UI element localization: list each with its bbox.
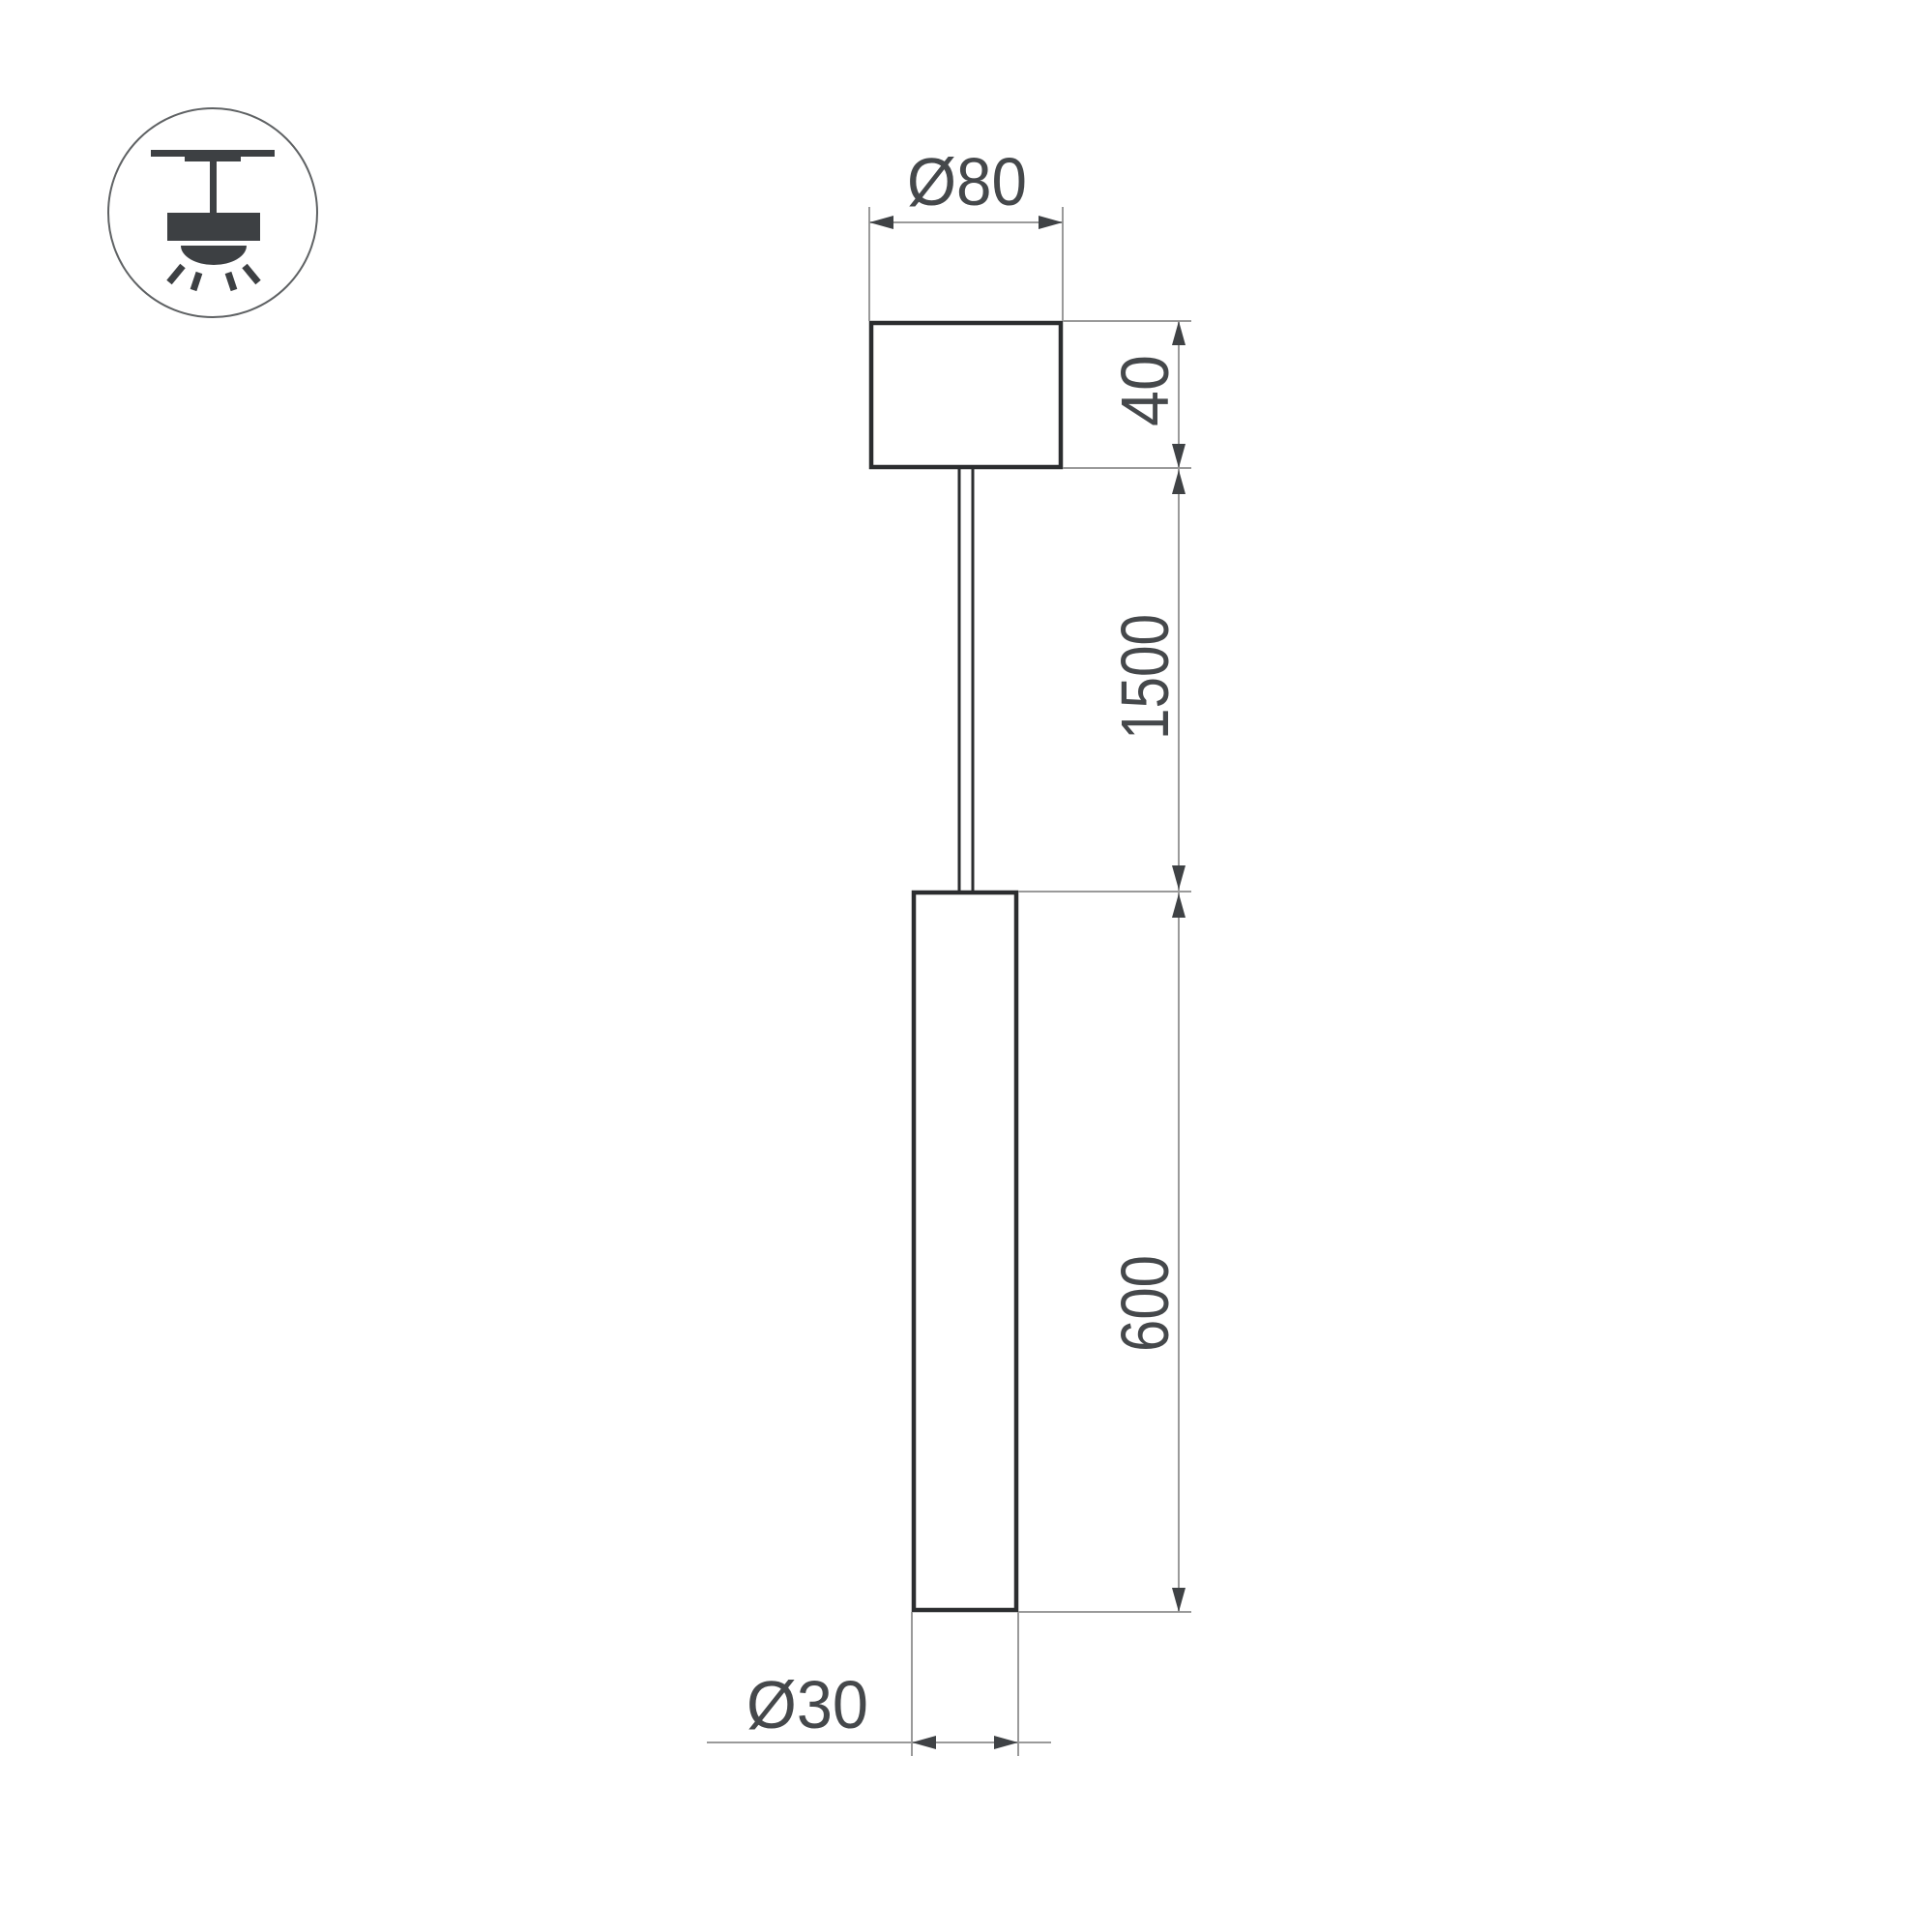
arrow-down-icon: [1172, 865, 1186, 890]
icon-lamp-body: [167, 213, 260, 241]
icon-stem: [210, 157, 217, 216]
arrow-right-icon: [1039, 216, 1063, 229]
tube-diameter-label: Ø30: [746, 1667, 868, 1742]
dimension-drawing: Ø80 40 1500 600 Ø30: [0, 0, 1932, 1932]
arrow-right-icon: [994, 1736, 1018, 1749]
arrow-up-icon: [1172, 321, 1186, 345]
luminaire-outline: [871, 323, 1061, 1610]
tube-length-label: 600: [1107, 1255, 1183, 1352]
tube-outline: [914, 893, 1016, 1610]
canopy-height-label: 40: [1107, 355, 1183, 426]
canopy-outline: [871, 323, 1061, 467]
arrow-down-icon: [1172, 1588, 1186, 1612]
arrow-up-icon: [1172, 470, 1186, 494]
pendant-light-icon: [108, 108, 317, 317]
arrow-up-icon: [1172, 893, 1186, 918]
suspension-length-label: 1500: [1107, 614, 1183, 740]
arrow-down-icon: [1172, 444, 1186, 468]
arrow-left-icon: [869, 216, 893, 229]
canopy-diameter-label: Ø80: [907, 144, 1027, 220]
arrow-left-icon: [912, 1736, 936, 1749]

--------

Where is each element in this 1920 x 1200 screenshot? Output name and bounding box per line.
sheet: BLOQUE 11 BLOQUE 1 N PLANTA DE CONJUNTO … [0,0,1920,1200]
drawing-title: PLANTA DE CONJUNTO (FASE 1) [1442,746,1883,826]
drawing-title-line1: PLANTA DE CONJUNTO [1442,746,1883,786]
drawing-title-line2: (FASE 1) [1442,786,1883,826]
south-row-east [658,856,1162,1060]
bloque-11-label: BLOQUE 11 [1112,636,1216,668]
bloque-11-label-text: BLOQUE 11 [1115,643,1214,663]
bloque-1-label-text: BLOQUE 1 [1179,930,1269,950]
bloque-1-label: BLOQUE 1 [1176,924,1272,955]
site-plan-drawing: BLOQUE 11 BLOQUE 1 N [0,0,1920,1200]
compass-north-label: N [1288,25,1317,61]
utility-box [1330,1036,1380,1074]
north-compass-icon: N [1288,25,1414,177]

--------

(PROBLEM TO SOLVE): Transcribe the material from the line with "UI element localization: list" to the line with "arrow-left-icon: [912, 1736, 936, 1749]", keeping the lines exactly as they are and leaving out the pictures.

(WRITTEN RESPONSE):
UI element localization: list each with its bbox.
arrow-down-icon: [1172, 865, 1186, 890]
icon-lamp-body: [167, 213, 260, 241]
icon-stem: [210, 157, 217, 216]
arrow-right-icon: [1039, 216, 1063, 229]
tube-diameter-label: Ø30: [746, 1667, 868, 1742]
dimension-drawing: Ø80 40 1500 600 Ø30: [0, 0, 1932, 1932]
arrow-right-icon: [994, 1736, 1018, 1749]
arrow-up-icon: [1172, 321, 1186, 345]
luminaire-outline: [871, 323, 1061, 1610]
tube-length-label: 600: [1107, 1255, 1183, 1352]
tube-outline: [914, 893, 1016, 1610]
canopy-height-label: 40: [1107, 355, 1183, 426]
canopy-outline: [871, 323, 1061, 467]
arrow-down-icon: [1172, 1588, 1186, 1612]
arrow-up-icon: [1172, 470, 1186, 494]
pendant-light-icon: [108, 108, 317, 317]
arrow-up-icon: [1172, 893, 1186, 918]
suspension-length-label: 1500: [1107, 614, 1183, 740]
arrow-down-icon: [1172, 444, 1186, 468]
arrow-left-icon: [869, 216, 893, 229]
canopy-diameter-label: Ø80: [907, 144, 1027, 220]
arrow-left-icon: [912, 1736, 936, 1749]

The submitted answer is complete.